═════ Stored data ═════

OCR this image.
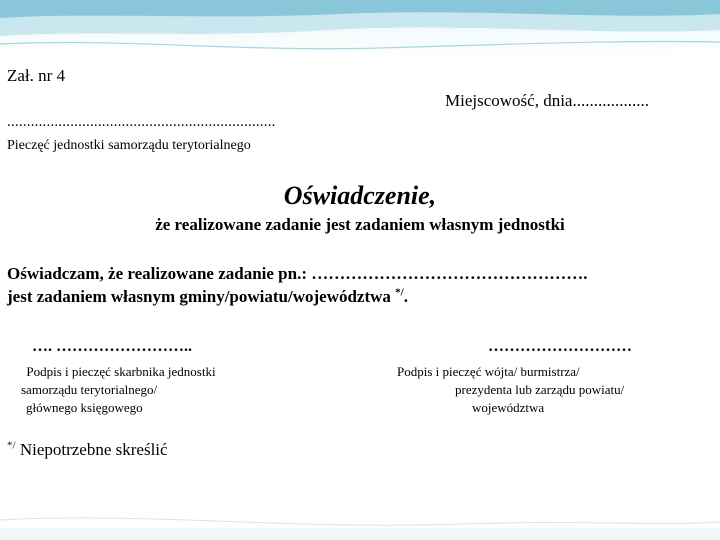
Zał. nr 4
Miejscowość, dnia..................
....................................................................
Pieczęć jednostki samorządu terytorialnego
Oświadczenie,
że realizowane zadanie jest zadaniem własnym jednostki
Oświadczam, że realizowane zadanie pn.: ………………………………………….
jest zadaniem własnym gminy/powiatu/województwa */.
…. ……………………..	………………………
Podpis i pieczęć skarbnika jednostki
samorządu terytorialnego/
głównego księgowego
Podpis i pieczęć wójta/ burmistrza/
prezydenta lub zarządu powiatu/
województwa
*/ Niepotrzebne skreślić
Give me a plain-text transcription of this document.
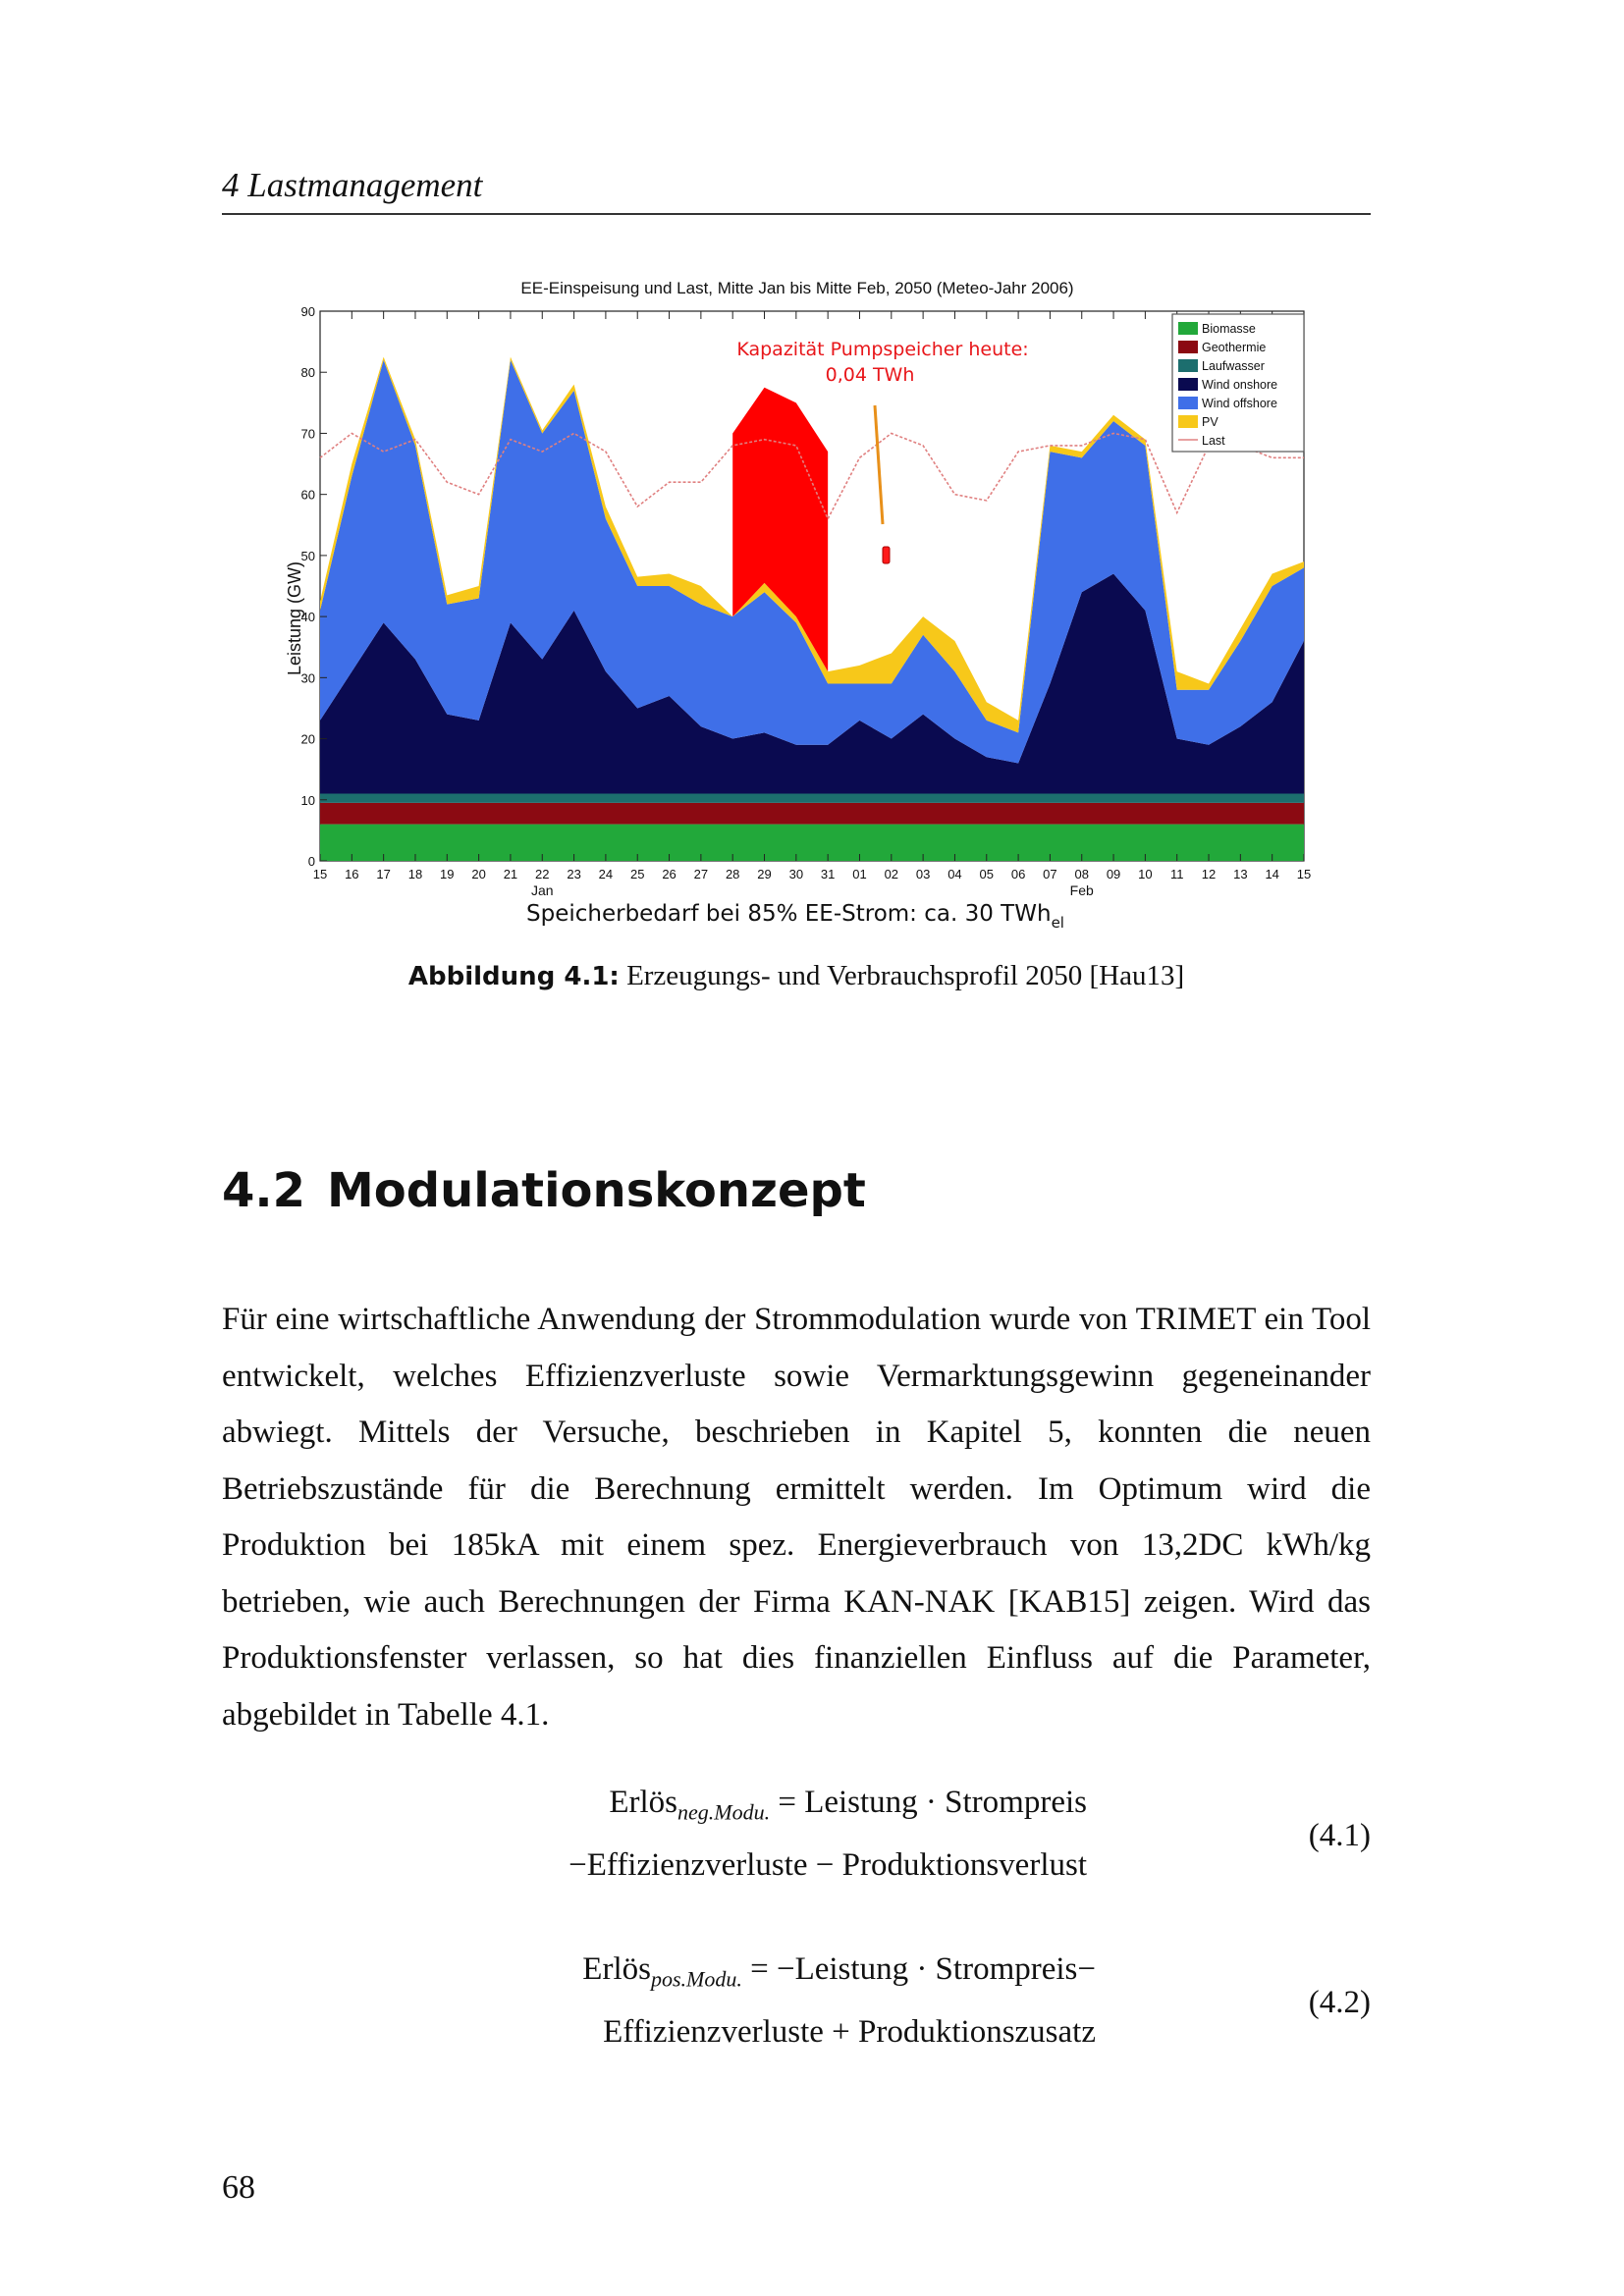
4 Lastmanagement
0
10
20
30
40
50
60
70
80
90
15 16 17 18 19 20 21 22 23 24 25 26 27 28 29 30 31 01 02 03 04 05 06 07 08 09 10 11 12 13 14 15
Jan	Feb
EE-Einspeisung und Last, Mitte Jan bis Mitte Feb, 2050 (Meteo-Jahr 2006)
Leistung (GW)
Kapazität Pumpspeicher heute:
0,04 TWh
Biomasse
Geothermie
Laufwasser
Wind onshore
Wind offshore
PV
Last
Speicherbedarf bei 85% EE-Strom: ca. 30 TWh$_{el}$
Abbildung 4.1: Erzeugungs- und Verbrauchsprofil 2050 [Hau13]
4.2 Modulationskonzept

Für eine wirtschaftliche Anwendung der Strommodulation wurde von TRIMET ein Tool entwickelt, welches Effizienzverluste sowie Vermarktungsgewinn gegeneinander abwiegt. Mittels der Versuche, beschrieben in Kapitel 5, konnten die neuen Betriebszustände für die Berechnung ermittelt werden. Im Optimum wird die Produktion bei 185kA mit einem spez. Energieverbrauch von 13,2DC kWh/kg betrieben, wie auch Berechnungen der Firma KAN-NAK [KAB15] zeigen. Wird das Produktionsfenster verlassen, so hat dies finanziellen Einfluss auf die Parameter, abgebildet in Tabelle 4.1.

Erlös$_{neg.Modu.}$ = Leistung · Strompreis
−Effizienzverluste − Produktionsverlust
(4.1)
Erlös$_{pos.Modu.}$ = −Leistung · Strompreis−
Effizienzverluste + Produktionszusatz
(4.2)
68
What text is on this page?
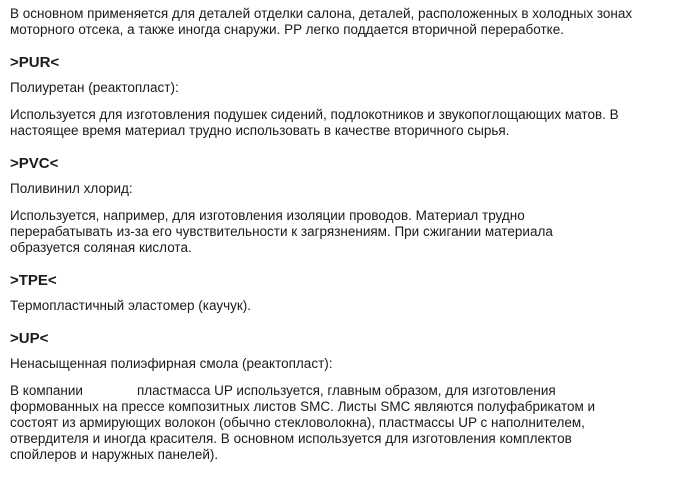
В основном применяется для деталей отделки салона, деталей, расположенных в холодных зонах
моторного отсека, а также иногда снаружи. PP легко поддается вторичной переработке.

>PUR<

Полиуретан (реактопласт):

Используется для изготовления подушек сидений, подлокотников и звукопоглощающих матов. В
настоящее время материал трудно использовать в качестве вторичного сырья.

>PVC<

Поливинил хлорид:

Используется, например, для изготовления изоляции проводов. Материал трудно
перерабатывать из-за его чувствительности к загрязнениям. При сжигании материала
образуется соляная кислота.

>TPE<

Термопластичный эластомер (каучук).

>UP<

Ненасыщенная полиэфирная смола (реактопласт):

В компании	пластмасса UP используется, главным образом, для изготовления
формованных на прессе композитных листов SMC. Листы SMC являются полуфабрикатом и
состоят из армирующих волокон (обычно стекловолокна), пластмассы UP с наполнителем,
отвердителя и иногда красителя. В основном используется для изготовления комплектов
спойлеров и наружных панелей).
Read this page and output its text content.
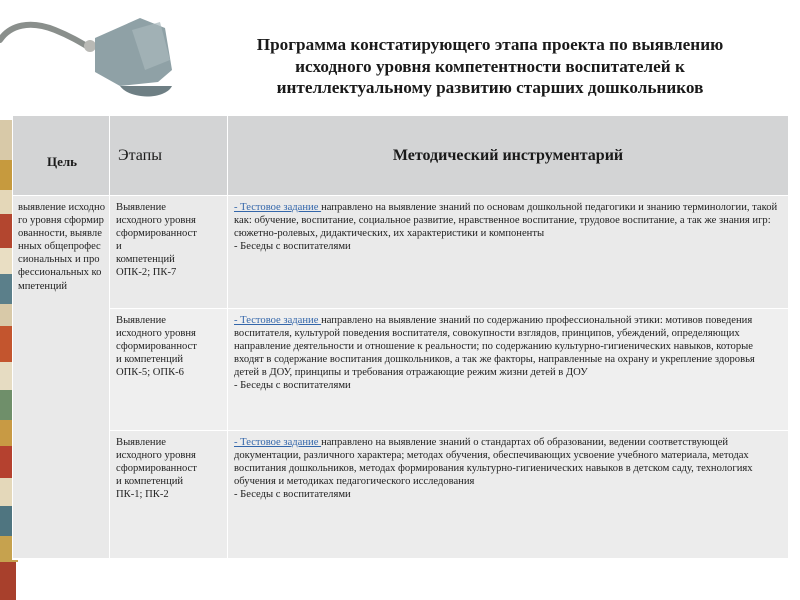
Программа констатирующего этапа проекта по выявлению
исходного уровня компетентности воспитателей к
интеллектуальному развитию старших дошкольников
Цель	Этапы	Методический инструментарий
выявление исходного уровня сформированности, выявленных общепрофессиональных и профессиональных компетенций
Выявление
исходного уровня
сформированност
и
компетенций
ОПК-2; ПК-7
- Тестовое задание направлено на выявление знаний по основам дошкольной педагогики и знанию терминологии, такой как: обучение, воспитание, социальное развитие, нравственное воспитание, трудовое воспитание, а так же знания игр: сюжетно-ролевых, дидактических, их характеристики и компоненты
- Беседы с воспитателями
Выявление
исходного уровня
сформированност
и компетенций
ОПК-5; ОПК-6
- Тестовое задание направлено на выявление знаний по содержанию профессиональной этики: мотивов поведения воспитателя, культурой поведения воспитателя, совокупности взглядов, принципов, убеждений, определяющих направление деятельности и отношение к реальности; по содержанию культурно-гигиенических навыков, которые входят в содержание воспитания дошкольников, а так же факторы, направленные на охрану и укрепление здоровья детей в ДОУ, принципы и требования отражающие режим жизни детей в ДОУ
- Беседы с воспитателями
Выявление
исходного уровня
сформированност
и компетенций
ПК-1; ПК-2
- Тестовое задание направлено на выявление знаний о стандартах об образовании, ведении соответствующей документации, различного характера; методах обучения, обеспечивающих усвоение учебного материала, методах воспитания дошкольников, методах формирования культурно-гигиенических навыков в детском саду, технологиях обучения и методиках педагогического исследования
- Беседы с воспитателями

═════

Find each line that has the word "text", then copy it out.

■ Exercise result:
Give me a plain-text transcription of this document.
What text is on this page?
Read this page and output its text content.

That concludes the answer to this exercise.